*To be done:* How many lines in the records below contain the word "subtitle"? Answer with the number alone.

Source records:
⟨
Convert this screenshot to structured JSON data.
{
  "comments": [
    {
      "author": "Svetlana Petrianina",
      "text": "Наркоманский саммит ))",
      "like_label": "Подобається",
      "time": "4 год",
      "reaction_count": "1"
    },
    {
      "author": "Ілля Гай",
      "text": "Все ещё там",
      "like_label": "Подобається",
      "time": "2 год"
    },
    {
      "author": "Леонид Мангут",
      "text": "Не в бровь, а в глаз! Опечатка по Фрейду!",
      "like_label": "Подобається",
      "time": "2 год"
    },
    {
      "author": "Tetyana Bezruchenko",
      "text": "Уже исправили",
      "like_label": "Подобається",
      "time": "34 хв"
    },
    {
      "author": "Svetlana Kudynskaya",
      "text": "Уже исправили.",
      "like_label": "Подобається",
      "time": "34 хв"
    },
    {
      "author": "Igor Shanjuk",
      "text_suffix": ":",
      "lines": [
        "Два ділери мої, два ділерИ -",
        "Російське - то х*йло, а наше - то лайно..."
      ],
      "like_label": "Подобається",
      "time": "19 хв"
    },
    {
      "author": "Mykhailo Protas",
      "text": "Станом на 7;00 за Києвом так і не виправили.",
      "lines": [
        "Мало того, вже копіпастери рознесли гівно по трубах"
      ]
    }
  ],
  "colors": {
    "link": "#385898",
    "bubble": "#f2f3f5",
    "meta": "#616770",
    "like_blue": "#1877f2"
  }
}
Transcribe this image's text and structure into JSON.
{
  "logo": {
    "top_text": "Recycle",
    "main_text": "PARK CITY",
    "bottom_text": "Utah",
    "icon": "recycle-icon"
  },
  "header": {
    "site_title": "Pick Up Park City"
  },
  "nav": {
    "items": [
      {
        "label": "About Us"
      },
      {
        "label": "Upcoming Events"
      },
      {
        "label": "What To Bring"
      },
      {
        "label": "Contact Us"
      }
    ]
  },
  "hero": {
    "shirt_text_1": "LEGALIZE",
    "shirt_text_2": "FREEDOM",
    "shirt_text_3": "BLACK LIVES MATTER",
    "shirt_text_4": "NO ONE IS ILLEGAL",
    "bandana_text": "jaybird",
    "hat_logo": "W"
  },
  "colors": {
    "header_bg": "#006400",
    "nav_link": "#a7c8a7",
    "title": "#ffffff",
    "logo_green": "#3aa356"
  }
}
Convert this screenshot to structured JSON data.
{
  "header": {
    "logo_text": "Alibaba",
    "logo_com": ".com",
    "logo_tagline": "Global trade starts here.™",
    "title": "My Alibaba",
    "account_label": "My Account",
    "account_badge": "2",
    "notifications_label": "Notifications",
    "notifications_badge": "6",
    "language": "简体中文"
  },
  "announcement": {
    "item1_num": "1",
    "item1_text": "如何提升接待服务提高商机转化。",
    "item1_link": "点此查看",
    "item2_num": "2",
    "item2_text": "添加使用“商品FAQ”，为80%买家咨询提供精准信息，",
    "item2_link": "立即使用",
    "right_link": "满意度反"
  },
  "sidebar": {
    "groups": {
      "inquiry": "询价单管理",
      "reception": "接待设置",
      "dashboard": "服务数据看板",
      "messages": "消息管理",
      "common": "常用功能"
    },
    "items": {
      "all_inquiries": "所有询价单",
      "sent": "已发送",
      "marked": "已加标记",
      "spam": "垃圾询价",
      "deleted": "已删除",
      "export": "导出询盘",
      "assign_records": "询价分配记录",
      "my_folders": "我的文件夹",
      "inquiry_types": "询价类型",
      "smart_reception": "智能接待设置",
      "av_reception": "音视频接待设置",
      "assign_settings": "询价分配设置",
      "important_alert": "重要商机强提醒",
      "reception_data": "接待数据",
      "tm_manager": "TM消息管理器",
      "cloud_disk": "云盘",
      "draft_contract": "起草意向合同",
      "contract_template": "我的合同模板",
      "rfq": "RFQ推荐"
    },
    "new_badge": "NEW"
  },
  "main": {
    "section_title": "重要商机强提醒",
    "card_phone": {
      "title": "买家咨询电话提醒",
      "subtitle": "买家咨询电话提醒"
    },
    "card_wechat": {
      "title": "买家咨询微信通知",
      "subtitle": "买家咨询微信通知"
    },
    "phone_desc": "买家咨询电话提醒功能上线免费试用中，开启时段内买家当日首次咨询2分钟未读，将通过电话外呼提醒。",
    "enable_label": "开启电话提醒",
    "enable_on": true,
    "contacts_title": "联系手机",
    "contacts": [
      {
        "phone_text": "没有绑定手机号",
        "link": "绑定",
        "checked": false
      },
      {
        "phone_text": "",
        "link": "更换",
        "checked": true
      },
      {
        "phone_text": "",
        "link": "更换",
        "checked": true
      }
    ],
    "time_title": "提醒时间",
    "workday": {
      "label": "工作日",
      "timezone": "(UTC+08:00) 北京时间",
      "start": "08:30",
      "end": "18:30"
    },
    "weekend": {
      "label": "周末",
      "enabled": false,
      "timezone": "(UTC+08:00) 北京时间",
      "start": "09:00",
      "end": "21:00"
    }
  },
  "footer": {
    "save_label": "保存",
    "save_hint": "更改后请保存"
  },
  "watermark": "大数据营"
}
⟩
*Complete output:* 2